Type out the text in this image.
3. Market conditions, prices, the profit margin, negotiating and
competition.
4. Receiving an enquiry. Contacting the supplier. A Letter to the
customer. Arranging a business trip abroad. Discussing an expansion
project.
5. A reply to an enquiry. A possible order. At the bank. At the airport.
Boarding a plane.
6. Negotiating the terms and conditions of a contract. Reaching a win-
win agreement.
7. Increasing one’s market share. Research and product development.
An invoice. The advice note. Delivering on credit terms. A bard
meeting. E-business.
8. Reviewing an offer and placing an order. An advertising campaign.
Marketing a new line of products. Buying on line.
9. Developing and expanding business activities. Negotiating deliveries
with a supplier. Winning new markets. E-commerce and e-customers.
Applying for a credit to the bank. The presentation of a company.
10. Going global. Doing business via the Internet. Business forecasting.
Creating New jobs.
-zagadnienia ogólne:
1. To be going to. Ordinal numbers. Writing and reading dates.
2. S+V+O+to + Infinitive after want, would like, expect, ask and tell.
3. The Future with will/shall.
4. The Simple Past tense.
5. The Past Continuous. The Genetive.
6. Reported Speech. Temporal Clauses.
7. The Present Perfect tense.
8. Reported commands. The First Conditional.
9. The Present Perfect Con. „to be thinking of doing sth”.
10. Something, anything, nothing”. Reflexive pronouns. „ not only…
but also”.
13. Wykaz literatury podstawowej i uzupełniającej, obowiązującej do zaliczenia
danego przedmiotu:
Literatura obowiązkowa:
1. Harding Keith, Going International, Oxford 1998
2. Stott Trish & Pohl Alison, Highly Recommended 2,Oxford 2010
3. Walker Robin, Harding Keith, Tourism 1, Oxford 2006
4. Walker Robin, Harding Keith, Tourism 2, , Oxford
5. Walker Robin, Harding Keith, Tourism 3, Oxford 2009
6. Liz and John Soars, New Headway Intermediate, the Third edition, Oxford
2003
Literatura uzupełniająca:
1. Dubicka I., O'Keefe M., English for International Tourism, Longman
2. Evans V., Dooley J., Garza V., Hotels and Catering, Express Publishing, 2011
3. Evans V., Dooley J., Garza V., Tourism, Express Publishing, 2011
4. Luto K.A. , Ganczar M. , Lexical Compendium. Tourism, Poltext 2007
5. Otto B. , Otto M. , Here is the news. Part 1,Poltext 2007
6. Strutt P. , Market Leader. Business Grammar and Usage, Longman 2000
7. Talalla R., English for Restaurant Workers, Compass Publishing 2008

▸ What to produce
What do the records say? Quote them all exactly.

▸ Problem solution
Type out the text in this image.
3. Market conditions, prices, the profit margin, negotiating and
competition.
4. Receiving an enquiry. Contacting the supplier. A Letter to the
customer. Arranging a business trip abroad. Discussing an expansion
project.
5. A reply to an enquiry. A possible order. At the bank. At the airport.
Boarding a plane.
6. Negotiating the terms and conditions of a contract. Reaching a win-
win agreement.
7. Increasing one’s market share. Research and product development.
An invoice. The advice note. Delivering on credit terms. A bard
meeting. E-business.
8. Reviewing an offer and placing an order. An advertising campaign.
Marketing a new line of products. Buying on line.
9. Developing and expanding business activities. Negotiating deliveries
with a supplier. Winning new markets. E-commerce and e-customers.
Applying for a credit to the bank. The presentation of a company.
10. Going global. Doing business via the Internet. Business forecasting.
Creating New jobs.
-zagadnienia ogólne:
1. To be going to. Ordinal numbers. Writing and reading dates.
2. S+V+O+to + Infinitive after want, would like, expect, ask and tell.
3. The Future with will/shall.
4. The Simple Past tense.
5. The Past Continuous. The Genetive.
6. Reported Speech. Temporal Clauses.
7. The Present Perfect tense.
8. Reported commands. The First Conditional.
9. The Present Perfect Con. „to be thinking of doing sth”.
10. Something, anything, nothing”. Reflexive pronouns. „ not only…
but also”.
13. Wykaz literatury podstawowej i uzupełniającej, obowiązującej do zaliczenia
danego przedmiotu:
Literatura obowiązkowa:
1. Harding Keith, Going International, Oxford 1998
2. Stott Trish & Pohl Alison, Highly Recommended 2,Oxford 2010
3. Walker Robin, Harding Keith, Tourism 1, Oxford 2006
4. Walker Robin, Harding Keith, Tourism 2, , Oxford
5. Walker Robin, Harding Keith, Tourism 3, Oxford 2009
6. Liz and John Soars, New Headway Intermediate, the Third edition, Oxford
2003
Literatura uzupełniająca:
1. Dubicka I., O'Keefe M., English for International Tourism, Longman
2. Evans V., Dooley J., Garza V., Hotels and Catering, Express Publishing, 2011
3. Evans V., Dooley J., Garza V., Tourism, Express Publishing, 2011
4. Luto K.A. , Ganczar M. , Lexical Compendium. Tourism, Poltext 2007
5. Otto B. , Otto M. , Here is the news. Part 1,Poltext 2007
6. Strutt P. , Market Leader. Business Grammar and Usage, Longman 2000
7. Talalla R., English for Restaurant Workers, Compass Publishing 2008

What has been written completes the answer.